- [Written instruction] Go through the data below. Pull out every line that has the word "chevron".

- [Data for the task]
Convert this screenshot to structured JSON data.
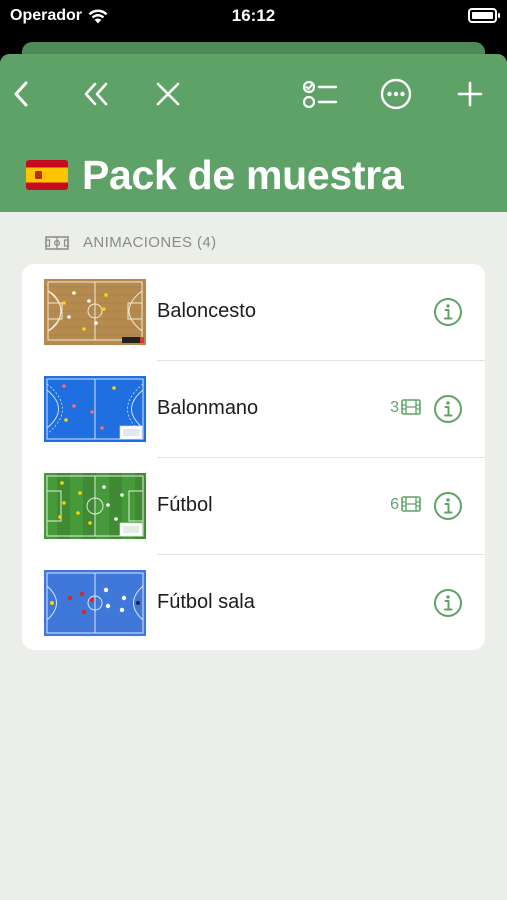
{
  "status_bar": {
    "carrier": "Operador",
    "time": "16:12"
  },
  "nav": {
    "icons": [
      "chevron-left-icon",
      "double-chevron-left-icon",
      "close-icon",
      "checklist-icon",
      "more-icon",
      "plus-icon"
    ]
  },
  "header": {
    "flag": "spain-flag",
    "title": "Pack de muestra"
  },
  "section": {
    "icon": "court-icon",
    "label": "ANIMACIONES (4)"
  },
  "items": [
    {
      "label": "Baloncesto",
      "count": "",
      "thumb": "basketball-court"
    },
    {
      "label": "Balonmano",
      "count": "3",
      "thumb": "handball-court"
    },
    {
      "label": "Fútbol",
      "count": "6",
      "thumb": "football-pitch"
    },
    {
      "label": "Fútbol sala",
      "count": "",
      "thumb": "futsal-court"
    }
  ],
  "colors": {
    "accent": "#5fa267",
    "header_dark": "#4e8a57",
    "background": "#ebeee9"
  }
}
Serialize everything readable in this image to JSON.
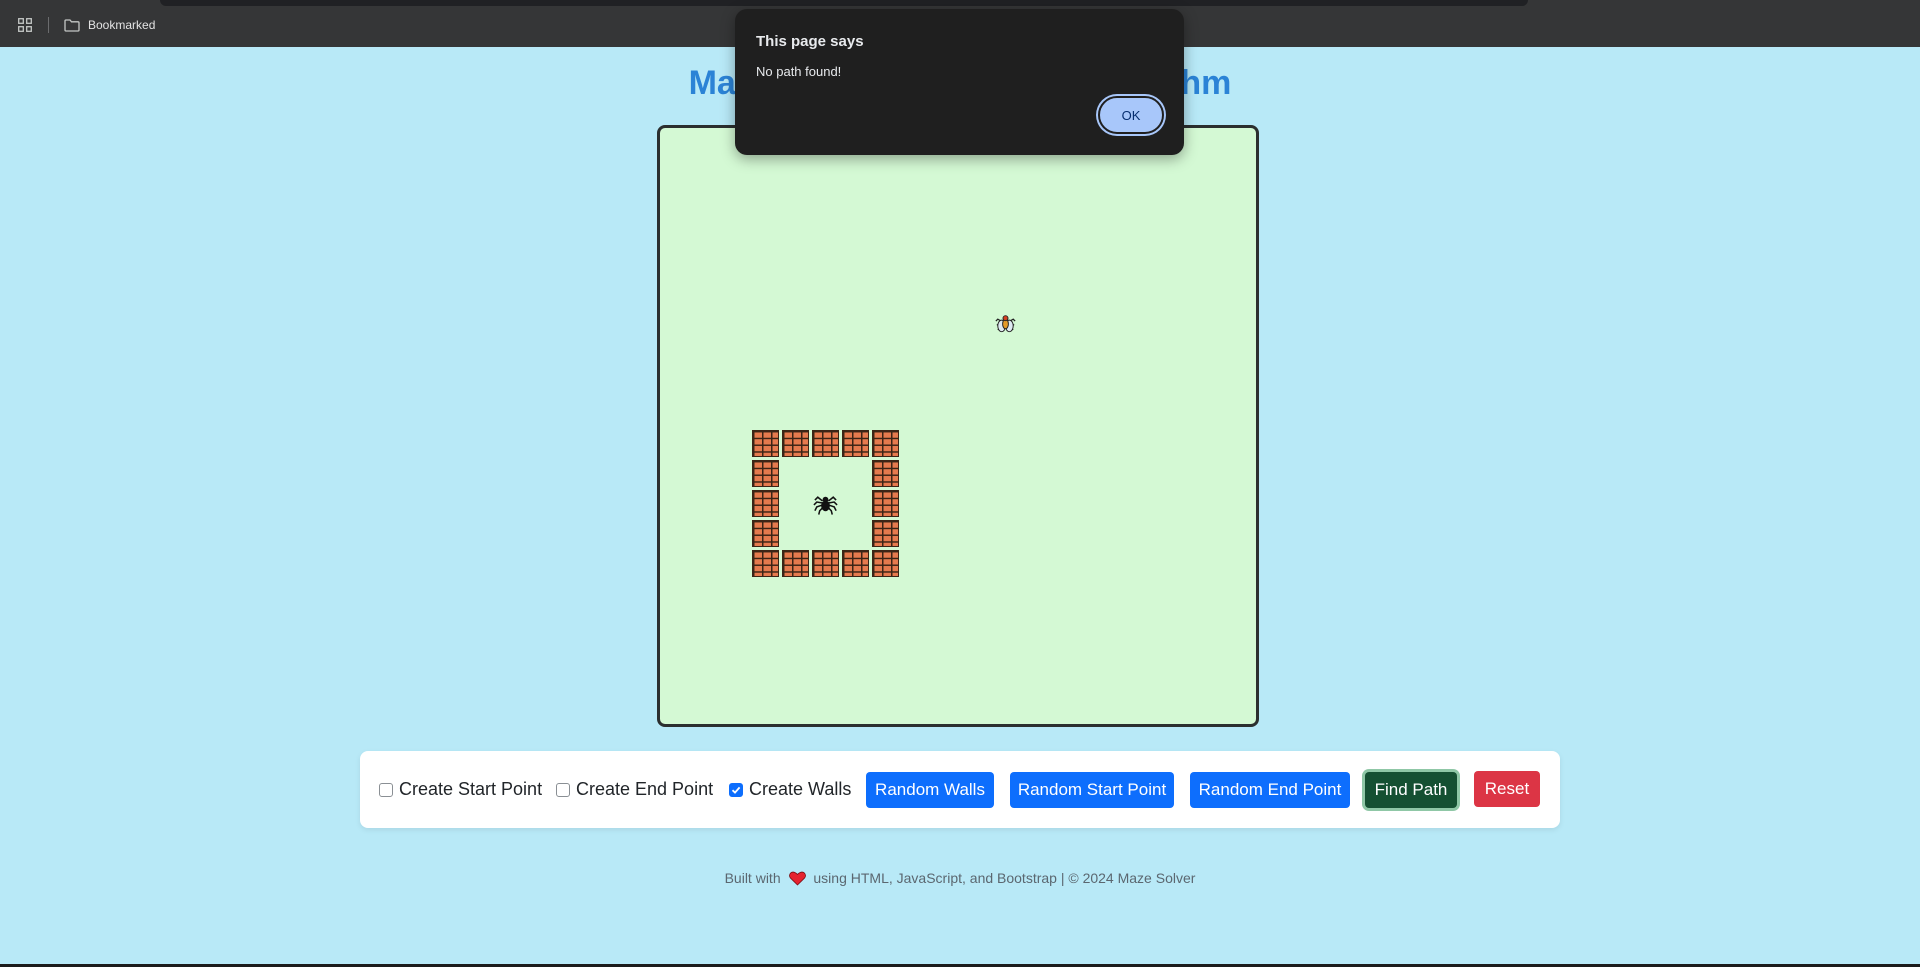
{
  "browser": {
    "bookmark_folder": "Bookmarked"
  },
  "page": {
    "title": "Maze Solver using BFS Algorithm"
  },
  "maze": {
    "grid_size": 20,
    "start_cell": {
      "row": 12,
      "col": 5,
      "icon": "spider-icon"
    },
    "end_cell": {
      "row": 6,
      "col": 11,
      "icon": "fly-icon"
    },
    "walls": [
      [
        10,
        3
      ],
      [
        10,
        4
      ],
      [
        10,
        5
      ],
      [
        10,
        6
      ],
      [
        10,
        7
      ],
      [
        11,
        3
      ],
      [
        11,
        7
      ],
      [
        12,
        3
      ],
      [
        12,
        7
      ],
      [
        13,
        3
      ],
      [
        13,
        7
      ],
      [
        14,
        3
      ],
      [
        14,
        4
      ],
      [
        14,
        5
      ],
      [
        14,
        6
      ],
      [
        14,
        7
      ]
    ]
  },
  "controls": {
    "create_start_label": "Create Start Point",
    "create_start_checked": false,
    "create_end_label": "Create End Point",
    "create_end_checked": false,
    "create_walls_label": "Create Walls",
    "create_walls_checked": true,
    "random_walls_label": "Random Walls",
    "random_start_label": "Random Start Point",
    "random_end_label": "Random End Point",
    "find_path_label": "Find Path",
    "reset_label": "Reset"
  },
  "footer": {
    "prefix": "Built with",
    "suffix": "using HTML, JavaScript, and Bootstrap | © 2024 Maze Solver"
  },
  "dialog": {
    "title": "This page says",
    "message": "No path found!",
    "ok_label": "OK"
  },
  "colors": {
    "page_bg": "#b8e9f7",
    "title": "#2b83d6",
    "maze_bg": "#d4f9d4",
    "primary": "#0d6efd",
    "success": "#155032",
    "danger": "#dc3545"
  }
}
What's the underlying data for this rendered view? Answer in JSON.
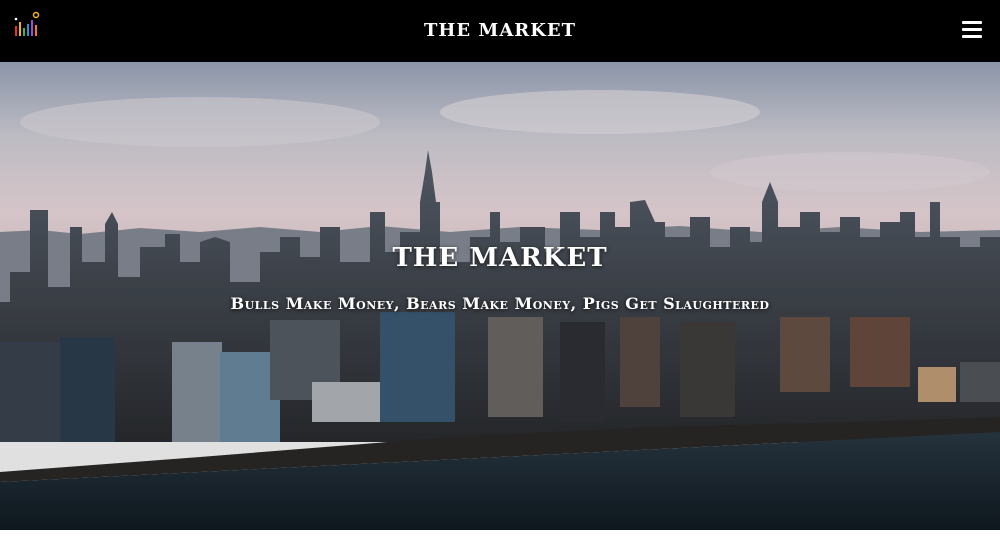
{
  "navbar": {
    "brand": "THE MARKET",
    "logo_icon": "bar-chart-logo-icon",
    "menu_icon": "hamburger-menu-icon",
    "background": "#000000"
  },
  "hero": {
    "title": "THE MARKET",
    "tagline": "Bulls Make Money, Bears Make Money, Pigs Get Slaughtered",
    "image_description_icon": "city-skyline-image"
  },
  "colors": {
    "logo_bars": [
      "#e0352b",
      "#f5b800",
      "#3fb549",
      "#2f8fdc",
      "#9b4fd0",
      "#f07b1a"
    ],
    "sky_top": "#a9b4c8",
    "sky_horizon": "#f2dde2",
    "water": "#1d2d3a"
  }
}
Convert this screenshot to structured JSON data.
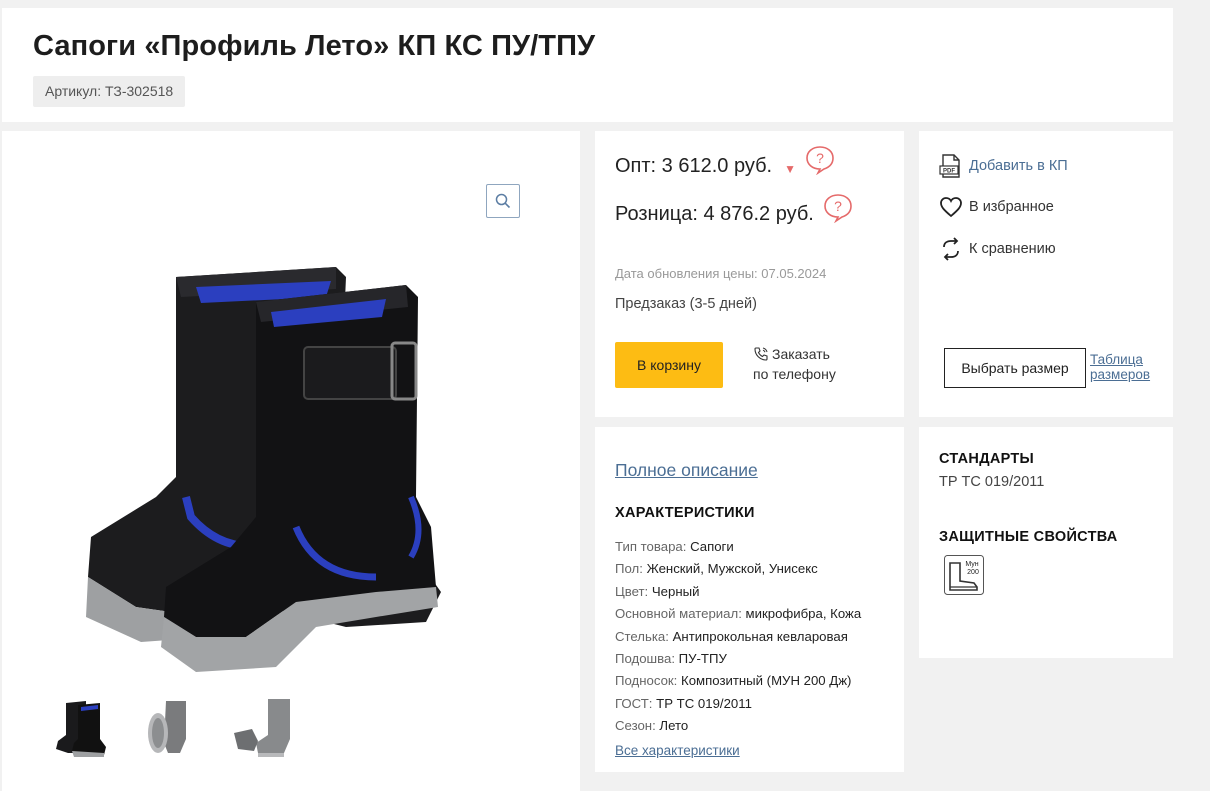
{
  "product": {
    "title": "Сапоги «Профиль Лето» КП КС ПУ/ТПУ",
    "sku": "Артикул: ТЗ-302518"
  },
  "gallery": {
    "zoom_icon": "magnifier-icon",
    "main_image": "black-leather-boots-photo",
    "thumbnails": [
      "boots-front-thumb",
      "boot-sole-thumb",
      "boot-side-thumb"
    ]
  },
  "pricing": {
    "wholesale": "Опт: 3 612.0 руб.",
    "retail": "Розница: 4 876.2 руб.",
    "updated": "Дата обновления цены: 07.05.2024",
    "availability": "Предзаказ (3-5 дней)",
    "cart_button": "В корзину",
    "phone_order_line1": "Заказать",
    "phone_order_line2": "по телефону"
  },
  "actions": {
    "add_kp": "Добавить в КП",
    "favorite": "В избранное",
    "compare": "К сравнению",
    "choose_size": "Выбрать размер",
    "size_table_line1": "Таблица",
    "size_table_line2": "размеров"
  },
  "description": {
    "full_link": "Полное описание",
    "heading": "ХАРАКТЕРИСТИКИ",
    "items": [
      {
        "key": "Тип товара:",
        "value": "Сапоги"
      },
      {
        "key": "Пол:",
        "value": "Женский, Мужской, Унисекс"
      },
      {
        "key": "Цвет:",
        "value": "Черный"
      },
      {
        "key": "Основной материал:",
        "value": "микрофибра, Кожа"
      },
      {
        "key": "Стелька:",
        "value": "Антипрокольная кевларовая"
      },
      {
        "key": "Подошва:",
        "value": "ПУ-ТПУ"
      },
      {
        "key": "Подносок:",
        "value": "Композитный (МУН 200 Дж)"
      },
      {
        "key": "ГОСТ:",
        "value": "ТР ТС 019/2011"
      },
      {
        "key": "Сезон:",
        "value": "Лето"
      }
    ],
    "all_link": "Все характеристики"
  },
  "standards": {
    "heading": "СТАНДАРТЫ",
    "value": "ТР ТС 019/2011",
    "protection_heading": "ЗАЩИТНЫЕ СВОЙСТВА",
    "protection_icon_label_1": "Мун",
    "protection_icon_label_2": "200"
  },
  "colors": {
    "accent_yellow": "#fdbc13",
    "link_blue": "#4b6e94",
    "price_question_red": "#e56a6a"
  }
}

- [Solution to the exercise]
      "chevron-left-icon",
      "double-chevron-left-icon",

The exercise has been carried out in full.